Data for processing
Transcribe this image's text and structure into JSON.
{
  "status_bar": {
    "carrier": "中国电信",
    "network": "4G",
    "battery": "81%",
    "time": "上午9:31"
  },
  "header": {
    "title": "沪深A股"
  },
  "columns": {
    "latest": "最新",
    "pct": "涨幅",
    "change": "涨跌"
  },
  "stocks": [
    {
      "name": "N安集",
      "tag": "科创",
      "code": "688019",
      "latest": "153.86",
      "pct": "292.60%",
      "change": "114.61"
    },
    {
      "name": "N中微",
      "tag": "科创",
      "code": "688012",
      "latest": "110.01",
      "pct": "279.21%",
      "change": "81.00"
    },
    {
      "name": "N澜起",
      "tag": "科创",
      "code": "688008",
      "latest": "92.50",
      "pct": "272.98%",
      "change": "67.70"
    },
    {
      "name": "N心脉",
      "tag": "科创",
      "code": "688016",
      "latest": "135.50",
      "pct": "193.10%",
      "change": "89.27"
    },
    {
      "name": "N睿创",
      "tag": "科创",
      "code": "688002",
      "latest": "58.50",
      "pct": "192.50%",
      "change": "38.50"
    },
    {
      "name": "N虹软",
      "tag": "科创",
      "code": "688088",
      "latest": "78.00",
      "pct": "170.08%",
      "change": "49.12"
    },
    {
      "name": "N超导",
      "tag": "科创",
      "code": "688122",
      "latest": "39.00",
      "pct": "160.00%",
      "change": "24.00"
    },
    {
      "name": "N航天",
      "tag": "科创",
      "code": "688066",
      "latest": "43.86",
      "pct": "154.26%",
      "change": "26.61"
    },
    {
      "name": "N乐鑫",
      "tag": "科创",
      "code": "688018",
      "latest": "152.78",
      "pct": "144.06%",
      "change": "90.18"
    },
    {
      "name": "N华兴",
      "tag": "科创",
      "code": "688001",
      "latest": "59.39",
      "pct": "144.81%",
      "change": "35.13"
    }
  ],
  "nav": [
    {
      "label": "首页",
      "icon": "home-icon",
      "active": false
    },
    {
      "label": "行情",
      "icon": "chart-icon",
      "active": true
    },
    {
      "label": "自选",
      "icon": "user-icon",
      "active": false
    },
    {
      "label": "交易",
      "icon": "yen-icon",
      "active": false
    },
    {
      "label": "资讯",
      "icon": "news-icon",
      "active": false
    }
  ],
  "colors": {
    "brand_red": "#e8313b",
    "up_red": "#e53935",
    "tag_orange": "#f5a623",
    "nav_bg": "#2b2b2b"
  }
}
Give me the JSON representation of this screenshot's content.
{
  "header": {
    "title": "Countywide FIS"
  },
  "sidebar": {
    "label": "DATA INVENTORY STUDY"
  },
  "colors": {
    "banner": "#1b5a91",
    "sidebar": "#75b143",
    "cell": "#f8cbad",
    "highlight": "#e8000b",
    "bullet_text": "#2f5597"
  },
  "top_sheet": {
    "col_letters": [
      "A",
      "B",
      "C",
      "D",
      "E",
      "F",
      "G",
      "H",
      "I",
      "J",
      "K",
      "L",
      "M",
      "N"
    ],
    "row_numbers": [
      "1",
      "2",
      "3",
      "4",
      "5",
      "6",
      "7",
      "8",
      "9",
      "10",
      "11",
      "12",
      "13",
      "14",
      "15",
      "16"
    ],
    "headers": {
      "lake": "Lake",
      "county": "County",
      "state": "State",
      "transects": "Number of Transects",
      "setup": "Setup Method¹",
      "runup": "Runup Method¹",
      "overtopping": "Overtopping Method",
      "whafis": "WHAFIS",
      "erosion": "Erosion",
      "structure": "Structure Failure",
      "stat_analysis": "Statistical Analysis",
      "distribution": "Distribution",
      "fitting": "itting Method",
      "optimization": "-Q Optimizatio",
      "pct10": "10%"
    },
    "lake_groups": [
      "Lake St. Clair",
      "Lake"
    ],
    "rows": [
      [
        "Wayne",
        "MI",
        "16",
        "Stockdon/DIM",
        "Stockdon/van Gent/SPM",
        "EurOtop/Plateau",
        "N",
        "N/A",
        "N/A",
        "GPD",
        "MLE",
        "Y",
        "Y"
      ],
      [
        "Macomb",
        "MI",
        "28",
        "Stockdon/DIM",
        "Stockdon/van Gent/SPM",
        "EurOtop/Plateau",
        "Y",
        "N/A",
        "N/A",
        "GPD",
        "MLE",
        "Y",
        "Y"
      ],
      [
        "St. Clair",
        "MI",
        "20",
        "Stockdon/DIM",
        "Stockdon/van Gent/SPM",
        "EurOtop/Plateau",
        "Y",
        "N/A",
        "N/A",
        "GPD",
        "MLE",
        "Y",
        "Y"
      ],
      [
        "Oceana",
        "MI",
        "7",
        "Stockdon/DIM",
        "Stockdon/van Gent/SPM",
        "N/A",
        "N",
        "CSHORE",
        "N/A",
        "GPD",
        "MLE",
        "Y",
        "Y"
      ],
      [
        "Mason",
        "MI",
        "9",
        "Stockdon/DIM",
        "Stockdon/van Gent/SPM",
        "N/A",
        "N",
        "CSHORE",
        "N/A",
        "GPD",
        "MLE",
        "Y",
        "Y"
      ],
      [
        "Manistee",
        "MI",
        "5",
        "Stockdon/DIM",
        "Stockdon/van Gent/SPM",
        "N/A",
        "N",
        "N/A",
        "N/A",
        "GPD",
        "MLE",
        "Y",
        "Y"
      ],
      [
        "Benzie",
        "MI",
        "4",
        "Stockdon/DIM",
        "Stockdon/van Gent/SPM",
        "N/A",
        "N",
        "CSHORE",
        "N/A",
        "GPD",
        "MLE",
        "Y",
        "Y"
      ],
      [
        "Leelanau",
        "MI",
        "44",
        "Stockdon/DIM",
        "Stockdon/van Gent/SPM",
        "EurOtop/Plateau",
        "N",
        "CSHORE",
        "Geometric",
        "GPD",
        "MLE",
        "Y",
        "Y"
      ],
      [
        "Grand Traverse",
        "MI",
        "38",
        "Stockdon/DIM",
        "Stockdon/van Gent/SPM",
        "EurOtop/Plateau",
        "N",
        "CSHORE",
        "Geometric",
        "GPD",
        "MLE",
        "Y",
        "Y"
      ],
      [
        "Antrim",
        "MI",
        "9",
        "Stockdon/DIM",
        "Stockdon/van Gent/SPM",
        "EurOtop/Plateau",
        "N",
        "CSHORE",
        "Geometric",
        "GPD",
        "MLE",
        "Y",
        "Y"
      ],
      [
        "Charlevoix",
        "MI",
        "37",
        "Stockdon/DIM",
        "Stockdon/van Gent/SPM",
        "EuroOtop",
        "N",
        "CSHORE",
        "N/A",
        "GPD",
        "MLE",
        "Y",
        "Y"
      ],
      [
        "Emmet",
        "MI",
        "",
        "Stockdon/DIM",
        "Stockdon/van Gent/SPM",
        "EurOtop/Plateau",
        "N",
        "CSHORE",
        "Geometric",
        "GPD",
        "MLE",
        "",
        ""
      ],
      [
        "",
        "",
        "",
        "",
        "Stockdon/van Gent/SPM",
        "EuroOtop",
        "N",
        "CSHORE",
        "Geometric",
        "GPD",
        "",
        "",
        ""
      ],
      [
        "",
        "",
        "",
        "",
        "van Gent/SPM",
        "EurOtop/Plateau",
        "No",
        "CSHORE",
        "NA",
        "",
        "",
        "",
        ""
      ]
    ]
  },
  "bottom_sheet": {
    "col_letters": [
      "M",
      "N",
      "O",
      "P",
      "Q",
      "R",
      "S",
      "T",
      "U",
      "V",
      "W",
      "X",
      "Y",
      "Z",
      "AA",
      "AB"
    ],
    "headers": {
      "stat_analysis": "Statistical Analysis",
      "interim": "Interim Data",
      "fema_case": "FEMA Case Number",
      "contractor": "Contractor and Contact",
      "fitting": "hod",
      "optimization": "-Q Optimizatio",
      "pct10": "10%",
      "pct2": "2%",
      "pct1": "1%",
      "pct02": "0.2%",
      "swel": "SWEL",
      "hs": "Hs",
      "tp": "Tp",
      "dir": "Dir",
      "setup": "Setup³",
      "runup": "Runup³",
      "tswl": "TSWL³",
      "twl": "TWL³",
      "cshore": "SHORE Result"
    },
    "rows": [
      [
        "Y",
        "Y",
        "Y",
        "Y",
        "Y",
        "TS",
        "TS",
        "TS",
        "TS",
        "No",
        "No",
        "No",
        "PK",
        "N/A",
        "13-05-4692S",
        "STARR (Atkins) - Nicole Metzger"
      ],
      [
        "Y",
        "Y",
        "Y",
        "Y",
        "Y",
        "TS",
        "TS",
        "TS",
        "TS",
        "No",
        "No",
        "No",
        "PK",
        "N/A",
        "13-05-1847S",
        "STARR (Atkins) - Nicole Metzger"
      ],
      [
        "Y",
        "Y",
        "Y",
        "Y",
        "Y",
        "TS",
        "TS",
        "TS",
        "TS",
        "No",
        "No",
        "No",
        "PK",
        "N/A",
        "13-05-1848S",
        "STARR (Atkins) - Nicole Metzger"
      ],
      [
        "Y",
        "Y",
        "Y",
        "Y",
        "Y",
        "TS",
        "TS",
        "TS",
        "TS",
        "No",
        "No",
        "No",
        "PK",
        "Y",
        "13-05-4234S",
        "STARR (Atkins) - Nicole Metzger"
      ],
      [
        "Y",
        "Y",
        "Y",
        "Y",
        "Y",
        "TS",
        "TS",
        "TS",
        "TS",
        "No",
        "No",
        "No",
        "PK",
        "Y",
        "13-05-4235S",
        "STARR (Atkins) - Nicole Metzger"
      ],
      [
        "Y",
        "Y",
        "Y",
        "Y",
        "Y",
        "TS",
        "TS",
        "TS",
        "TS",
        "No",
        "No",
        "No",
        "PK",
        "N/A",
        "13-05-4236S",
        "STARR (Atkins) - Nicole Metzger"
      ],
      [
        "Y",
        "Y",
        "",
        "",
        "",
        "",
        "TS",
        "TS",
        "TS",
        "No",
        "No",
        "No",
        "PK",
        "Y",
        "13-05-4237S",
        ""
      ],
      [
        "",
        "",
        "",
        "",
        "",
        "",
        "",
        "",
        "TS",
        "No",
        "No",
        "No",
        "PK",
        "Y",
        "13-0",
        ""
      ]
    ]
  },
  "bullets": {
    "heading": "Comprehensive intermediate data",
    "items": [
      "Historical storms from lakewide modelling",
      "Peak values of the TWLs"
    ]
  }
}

Task details
Where a line above contains the string "structure", copy that line.

Correct result
Transcribe this image's text and structure into JSON.
      "structure": "Structure Failure",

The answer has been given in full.